▶ _Problem details_
Count how many lines hold the string "panel", and give only that number.
:: Records for this exercise
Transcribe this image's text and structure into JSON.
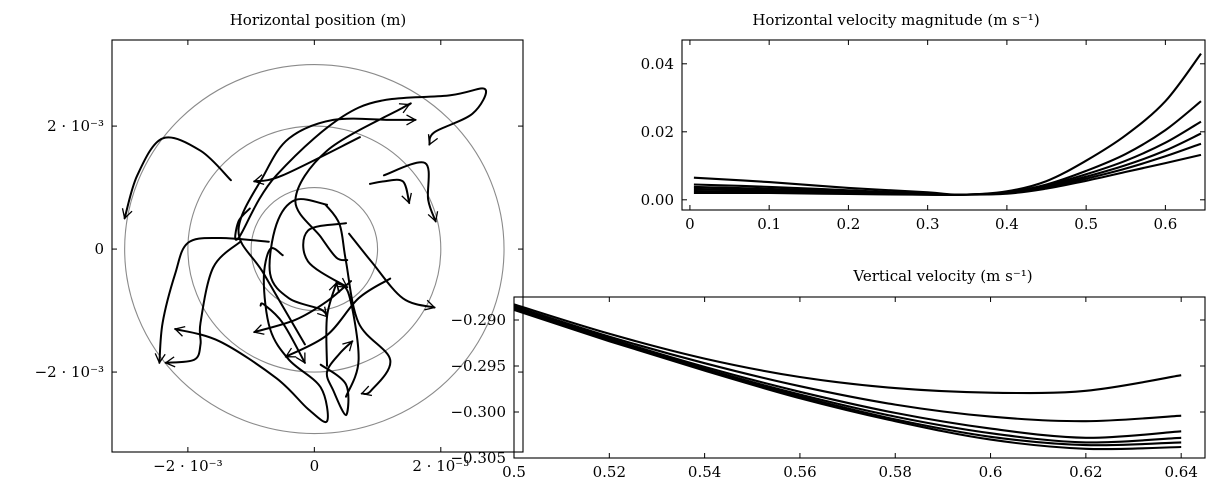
{
  "chart_data": [
    {
      "type": "line",
      "panel": "horizontal-position",
      "title": "Horizontal position (m)",
      "xlim": [
        -0.0032,
        0.0033
      ],
      "ylim": [
        -0.0033,
        0.0034
      ],
      "xticks": [
        {
          "v": -0.002,
          "label": "−2 · 10⁻³"
        },
        {
          "v": 0,
          "label": "0"
        },
        {
          "v": 0.002,
          "label": "2 · 10⁻³"
        }
      ],
      "yticks": [
        {
          "v": 0.002,
          "label": "2 · 10⁻³"
        },
        {
          "v": 0,
          "label": "0"
        },
        {
          "v": -0.002,
          "label": "−2 · 10⁻³"
        }
      ],
      "circles": [
        0.001,
        0.002,
        0.003
      ],
      "series": [
        {
          "points": [
            [
              -0.00132,
              0.00112
            ],
            [
              -0.0018,
              0.0016
            ],
            [
              -0.0024,
              0.0018
            ],
            [
              -0.0028,
              0.0012
            ],
            [
              -0.003,
              0.0005
            ]
          ]
        },
        {
          "points": [
            [
              -0.00102,
              0.00066
            ],
            [
              -0.0012,
              0.00045
            ],
            [
              -0.0012,
              0.00018
            ],
            [
              -0.0006,
              0.0012
            ],
            [
              0.0007,
              0.0023
            ],
            [
              0.00215,
              0.0025
            ],
            [
              0.0027,
              0.0026
            ],
            [
              0.0025,
              0.0022
            ],
            [
              0.0019,
              0.0019
            ],
            [
              0.00182,
              0.0017
            ]
          ]
        },
        {
          "points": [
            [
              0.00052,
              -0.00018
            ],
            [
              0.00035,
              -0.00014
            ],
            [
              0.0001,
              0.0002
            ],
            [
              -0.0003,
              0.0008
            ],
            [
              0.0002,
              0.0016
            ],
            [
              0.0014,
              0.0023
            ],
            [
              0.0015,
              0.00235
            ]
          ]
        },
        {
          "points": [
            [
              0.00072,
              0.00182
            ],
            [
              -0.0005,
              0.0012
            ],
            [
              -0.00095,
              0.0011
            ]
          ]
        },
        {
          "points": [
            [
              0.0005,
              0.00042
            ],
            [
              -0.0001,
              0.0003
            ],
            [
              -0.0001,
              -0.0002
            ],
            [
              0.00052,
              -0.00062
            ]
          ]
        },
        {
          "points": [
            [
              0.0011,
              0.0012
            ],
            [
              0.00175,
              0.0014
            ],
            [
              0.0018,
              0.0008
            ],
            [
              0.00192,
              0.00045
            ]
          ]
        },
        {
          "points": [
            [
              0.00088,
              0.00106
            ],
            [
              0.0011,
              0.0011
            ],
            [
              0.0014,
              0.0011
            ],
            [
              0.0015,
              0.00075
            ]
          ]
        },
        {
          "points": [
            [
              0.00055,
              0.00025
            ],
            [
              0.0009,
              -0.0002
            ],
            [
              0.0014,
              -0.0008
            ],
            [
              0.0019,
              -0.00095
            ]
          ]
        },
        {
          "points": [
            [
              0.0012,
              -0.00048
            ],
            [
              0.0007,
              -0.0008
            ],
            [
              0.0002,
              -0.0014
            ],
            [
              -0.00045,
              -0.00175
            ]
          ]
        },
        {
          "points": [
            [
              0.00058,
              -0.00052
            ],
            [
              0.0002,
              -0.00085
            ],
            [
              -0.0003,
              -0.00115
            ],
            [
              -0.00095,
              -0.00135
            ]
          ]
        },
        {
          "points": [
            [
              0.0002,
              0.00072
            ],
            [
              -0.0003,
              0.0008
            ],
            [
              -0.0006,
              0.0004
            ],
            [
              -0.0007,
              -0.0004
            ],
            [
              -0.0004,
              -0.0008
            ],
            [
              0.0001,
              -0.00098
            ],
            [
              0.0002,
              -0.0011
            ]
          ]
        },
        {
          "points": [
            [
              -0.00117,
              0.00012
            ],
            [
              -0.0016,
              -0.0003
            ],
            [
              -0.0018,
              -0.0012
            ],
            [
              -0.0018,
              -0.00155
            ],
            [
              -0.0019,
              -0.0018
            ],
            [
              -0.00235,
              -0.00185
            ]
          ]
        },
        {
          "points": [
            [
              -0.00072,
              0.00012
            ],
            [
              -0.0015,
              0.00018
            ],
            [
              -0.002,
              0.0001
            ],
            [
              -0.0022,
              -0.0004
            ],
            [
              -0.0024,
              -0.0012
            ],
            [
              -0.00245,
              -0.00185
            ]
          ]
        },
        {
          "points": [
            [
              -0.0005,
              -0.0001
            ],
            [
              -0.0007,
              0.0
            ],
            [
              -0.0008,
              -0.0005
            ],
            [
              -0.0007,
              -0.0013
            ],
            [
              -0.0004,
              -0.0018
            ],
            [
              0.0001,
              -0.00225
            ],
            [
              0.0002,
              -0.0028
            ],
            [
              -0.0001,
              -0.0026
            ],
            [
              -0.0006,
              -0.0021
            ],
            [
              -0.0015,
              -0.0015
            ],
            [
              -0.0022,
              -0.0013
            ]
          ]
        },
        {
          "points": [
            [
              -0.00015,
              -0.00155
            ],
            [
              -0.0008,
              -0.0004
            ],
            [
              -0.0012,
              0.0003
            ],
            [
              -0.0008,
              0.0012
            ],
            [
              -0.0004,
              0.0018
            ],
            [
              0.0003,
              0.0021
            ],
            [
              0.0012,
              0.0021
            ],
            [
              0.0016,
              0.0021
            ]
          ]
        },
        {
          "points": [
            [
              0.00018,
              0.00072
            ],
            [
              0.0004,
              0.0004
            ],
            [
              0.0005,
              -0.0002
            ],
            [
              0.0007,
              -0.0012
            ],
            [
              0.0012,
              -0.0018
            ],
            [
              0.0009,
              -0.0023
            ],
            [
              0.00075,
              -0.00235
            ]
          ]
        },
        {
          "points": [
            [
              0.0001,
              -0.00188
            ],
            [
              0.0005,
              -0.0022
            ],
            [
              0.0005,
              -0.0027
            ],
            [
              0.0003,
              -0.0023
            ],
            [
              0.0002,
              -0.002
            ],
            [
              0.0004,
              -0.0017
            ],
            [
              0.0006,
              -0.0015
            ]
          ]
        },
        {
          "points": [
            [
              0.0002,
              -0.0019
            ],
            [
              0.0002,
              -0.0011
            ],
            [
              0.00035,
              -0.00055
            ]
          ]
        },
        {
          "points": [
            [
              -0.00085,
              -0.00092
            ],
            [
              -0.0008,
              -0.0009
            ],
            [
              -0.0005,
              -0.0012
            ],
            [
              -0.00015,
              -0.00185
            ]
          ]
        },
        {
          "points": [
            [
              0.0005,
              -0.0024
            ],
            [
              0.0007,
              -0.0018
            ],
            [
              0.00055,
              -0.00075
            ],
            [
              0.00035,
              -0.00055
            ]
          ]
        }
      ],
      "arrows": true
    },
    {
      "type": "line",
      "panel": "horizontal-velocity",
      "title": "Horizontal velocity magnitude (m s⁻¹)",
      "xlim": [
        -0.01,
        0.65
      ],
      "ylim": [
        -0.003,
        0.047
      ],
      "xticks": [
        {
          "v": 0,
          "label": "0"
        },
        {
          "v": 0.1,
          "label": "0.1"
        },
        {
          "v": 0.2,
          "label": "0.2"
        },
        {
          "v": 0.3,
          "label": "0.3"
        },
        {
          "v": 0.4,
          "label": "0.4"
        },
        {
          "v": 0.5,
          "label": "0.5"
        },
        {
          "v": 0.6,
          "label": "0.6"
        }
      ],
      "yticks": [
        {
          "v": 0.04,
          "label": "0.04"
        },
        {
          "v": 0.02,
          "label": "0.02"
        },
        {
          "v": 0,
          "label": "0.00"
        }
      ],
      "series": [
        {
          "x": [
            0.005,
            0.1,
            0.2,
            0.3,
            0.34,
            0.4,
            0.45,
            0.5,
            0.55,
            0.6,
            0.645
          ],
          "values": [
            0.0065,
            0.0052,
            0.0035,
            0.0022,
            0.0015,
            0.0025,
            0.0055,
            0.0115,
            0.019,
            0.029,
            0.043
          ]
        },
        {
          "x": [
            0.005,
            0.1,
            0.2,
            0.3,
            0.34,
            0.4,
            0.45,
            0.5,
            0.55,
            0.6,
            0.645
          ],
          "values": [
            0.0045,
            0.0038,
            0.0028,
            0.0018,
            0.0015,
            0.0022,
            0.0045,
            0.0085,
            0.0135,
            0.0205,
            0.029
          ]
        },
        {
          "x": [
            0.005,
            0.1,
            0.2,
            0.3,
            0.34,
            0.4,
            0.45,
            0.5,
            0.55,
            0.6,
            0.645
          ],
          "values": [
            0.0038,
            0.0032,
            0.0024,
            0.0017,
            0.0015,
            0.0021,
            0.0042,
            0.0075,
            0.0115,
            0.0168,
            0.023
          ]
        },
        {
          "x": [
            0.005,
            0.1,
            0.2,
            0.3,
            0.34,
            0.4,
            0.45,
            0.5,
            0.55,
            0.6,
            0.645
          ],
          "values": [
            0.0032,
            0.0028,
            0.0021,
            0.0016,
            0.0015,
            0.002,
            0.0039,
            0.0068,
            0.0102,
            0.0145,
            0.0195
          ]
        },
        {
          "x": [
            0.005,
            0.1,
            0.2,
            0.3,
            0.34,
            0.4,
            0.45,
            0.5,
            0.55,
            0.6,
            0.645
          ],
          "values": [
            0.0026,
            0.0024,
            0.0019,
            0.0015,
            0.0015,
            0.0019,
            0.0036,
            0.0062,
            0.0092,
            0.0128,
            0.0165
          ]
        },
        {
          "x": [
            0.005,
            0.1,
            0.2,
            0.3,
            0.34,
            0.4,
            0.45,
            0.5,
            0.55,
            0.6,
            0.645
          ],
          "values": [
            0.002,
            0.002,
            0.0017,
            0.0015,
            0.0015,
            0.0018,
            0.0033,
            0.0056,
            0.0082,
            0.0108,
            0.0132
          ]
        }
      ]
    },
    {
      "type": "line",
      "panel": "vertical-velocity",
      "title": "Vertical velocity (m s⁻¹)",
      "xlim": [
        0.5,
        0.645
      ],
      "ylim": [
        -0.305,
        -0.2875
      ],
      "xticks": [
        {
          "v": 0.5,
          "label": "0.5"
        },
        {
          "v": 0.52,
          "label": "0.52"
        },
        {
          "v": 0.54,
          "label": "0.54"
        },
        {
          "v": 0.56,
          "label": "0.56"
        },
        {
          "v": 0.58,
          "label": "0.58"
        },
        {
          "v": 0.6,
          "label": "0.6"
        },
        {
          "v": 0.62,
          "label": "0.62"
        },
        {
          "v": 0.64,
          "label": "0.64"
        }
      ],
      "yticks": [
        {
          "v": -0.29,
          "label": "−0.290"
        },
        {
          "v": -0.295,
          "label": "−0.295"
        },
        {
          "v": -0.3,
          "label": "−0.300"
        },
        {
          "v": -0.305,
          "label": "−0.305"
        }
      ],
      "series": [
        {
          "x": [
            0.5,
            0.52,
            0.54,
            0.56,
            0.58,
            0.6,
            0.62,
            0.64
          ],
          "values": [
            -0.2883,
            -0.2915,
            -0.2942,
            -0.2962,
            -0.2974,
            -0.2979,
            -0.2977,
            -0.296
          ]
        },
        {
          "x": [
            0.5,
            0.52,
            0.54,
            0.56,
            0.58,
            0.6,
            0.62,
            0.64
          ],
          "values": [
            -0.2885,
            -0.2918,
            -0.2947,
            -0.2972,
            -0.2992,
            -0.3005,
            -0.301,
            -0.3004
          ]
        },
        {
          "x": [
            0.5,
            0.52,
            0.54,
            0.56,
            0.58,
            0.6,
            0.62,
            0.64
          ],
          "values": [
            -0.2886,
            -0.292,
            -0.2951,
            -0.2978,
            -0.3001,
            -0.3018,
            -0.3028,
            -0.3021
          ]
        },
        {
          "x": [
            0.5,
            0.52,
            0.54,
            0.56,
            0.58,
            0.6,
            0.62,
            0.64
          ],
          "values": [
            -0.2887,
            -0.2921,
            -0.2953,
            -0.2981,
            -0.3005,
            -0.3023,
            -0.3033,
            -0.3028
          ]
        },
        {
          "x": [
            0.5,
            0.52,
            0.54,
            0.56,
            0.58,
            0.6,
            0.62,
            0.64
          ],
          "values": [
            -0.2888,
            -0.2922,
            -0.2954,
            -0.2983,
            -0.3008,
            -0.3027,
            -0.3036,
            -0.3033
          ]
        },
        {
          "x": [
            0.5,
            0.52,
            0.54,
            0.56,
            0.58,
            0.6,
            0.62,
            0.64
          ],
          "values": [
            -0.2889,
            -0.2923,
            -0.2955,
            -0.2985,
            -0.301,
            -0.303,
            -0.304,
            -0.3038
          ]
        }
      ]
    }
  ]
}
::::
▶ _Result of this task_
3